#### TASK TO CARRY OUT
Locate and copy each line in the data that contains the word "kornsorter".

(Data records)
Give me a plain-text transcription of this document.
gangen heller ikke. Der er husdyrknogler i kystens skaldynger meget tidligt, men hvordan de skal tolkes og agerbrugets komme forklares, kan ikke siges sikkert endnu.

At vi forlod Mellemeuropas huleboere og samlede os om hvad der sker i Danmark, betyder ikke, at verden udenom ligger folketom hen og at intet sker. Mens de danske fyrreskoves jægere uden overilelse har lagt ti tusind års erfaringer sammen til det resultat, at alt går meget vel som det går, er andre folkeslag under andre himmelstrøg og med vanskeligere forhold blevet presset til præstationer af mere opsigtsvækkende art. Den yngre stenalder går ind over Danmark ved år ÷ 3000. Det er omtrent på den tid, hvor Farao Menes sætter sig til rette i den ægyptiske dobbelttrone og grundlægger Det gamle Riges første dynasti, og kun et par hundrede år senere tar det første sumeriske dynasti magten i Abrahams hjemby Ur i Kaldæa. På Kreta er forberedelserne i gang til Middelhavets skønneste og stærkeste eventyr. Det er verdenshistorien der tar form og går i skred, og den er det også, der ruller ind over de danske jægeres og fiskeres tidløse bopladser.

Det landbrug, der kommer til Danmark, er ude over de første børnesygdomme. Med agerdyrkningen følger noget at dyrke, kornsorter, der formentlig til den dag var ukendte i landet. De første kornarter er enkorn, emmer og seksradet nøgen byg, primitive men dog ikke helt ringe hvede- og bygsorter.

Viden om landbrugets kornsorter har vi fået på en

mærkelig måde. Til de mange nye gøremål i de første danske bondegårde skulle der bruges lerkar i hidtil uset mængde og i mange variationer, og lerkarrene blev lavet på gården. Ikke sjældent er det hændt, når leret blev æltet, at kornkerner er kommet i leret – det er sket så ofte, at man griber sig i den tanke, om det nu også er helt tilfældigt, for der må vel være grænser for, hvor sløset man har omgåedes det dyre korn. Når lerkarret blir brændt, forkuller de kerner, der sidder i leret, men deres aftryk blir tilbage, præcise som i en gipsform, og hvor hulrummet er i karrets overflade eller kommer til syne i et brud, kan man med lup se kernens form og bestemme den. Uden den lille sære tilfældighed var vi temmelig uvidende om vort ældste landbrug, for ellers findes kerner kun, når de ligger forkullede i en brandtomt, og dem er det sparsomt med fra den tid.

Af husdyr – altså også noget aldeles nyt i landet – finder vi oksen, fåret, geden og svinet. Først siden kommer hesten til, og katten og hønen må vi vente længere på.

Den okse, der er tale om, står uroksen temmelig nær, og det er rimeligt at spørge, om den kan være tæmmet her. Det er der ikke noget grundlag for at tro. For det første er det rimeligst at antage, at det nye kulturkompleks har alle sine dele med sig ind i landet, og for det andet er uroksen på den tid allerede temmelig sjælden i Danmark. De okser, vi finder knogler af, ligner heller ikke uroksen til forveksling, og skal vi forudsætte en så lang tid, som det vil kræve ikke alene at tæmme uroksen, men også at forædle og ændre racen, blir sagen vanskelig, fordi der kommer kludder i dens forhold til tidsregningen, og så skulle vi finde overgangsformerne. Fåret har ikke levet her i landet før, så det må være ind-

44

#### CORRECT RESULT
Det landbrug, der kommer til Danmark, er ude over de første børnesygdomme. Med agerdyrkningen følger noget at dyrke, kornsorter, der formentlig til den dag var ukendte i landet. De første kornarter er enkorn, emmer og seksradet nøgen byg, primitive men dog ikke helt ringe hvede- og bygsorter.
Viden om landbrugets kornsorter har vi fået på en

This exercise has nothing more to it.